Set task:
Copy the data exactly; pictures stay out of the copy.

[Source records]
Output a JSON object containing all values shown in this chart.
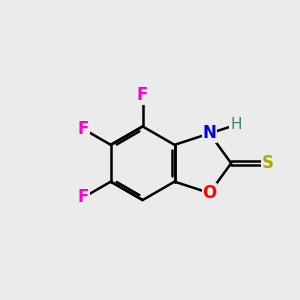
{
  "bg_color": "#ebebeb",
  "bond_color": "#000000",
  "bond_width": 1.8,
  "atom_colors": {
    "F": "#ff00cc",
    "N": "#0000ee",
    "H": "#3a8080",
    "O": "#ff0000",
    "S": "#aaaa00"
  },
  "font_size": 12,
  "figsize": [
    3.0,
    3.0
  ],
  "dpi": 100
}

Written response:
Output a JSON object containing all values shown in this chart.
{
  "bg_color": "#ebebeb",
  "bond_color": "#000000",
  "bond_width": 1.8,
  "atom_colors": {
    "F": "#ff00cc",
    "N": "#0000ee",
    "H": "#3a8080",
    "O": "#ff0000",
    "S": "#aaaa00"
  },
  "font_size": 12,
  "figsize": [
    3.0,
    3.0
  ],
  "dpi": 100
}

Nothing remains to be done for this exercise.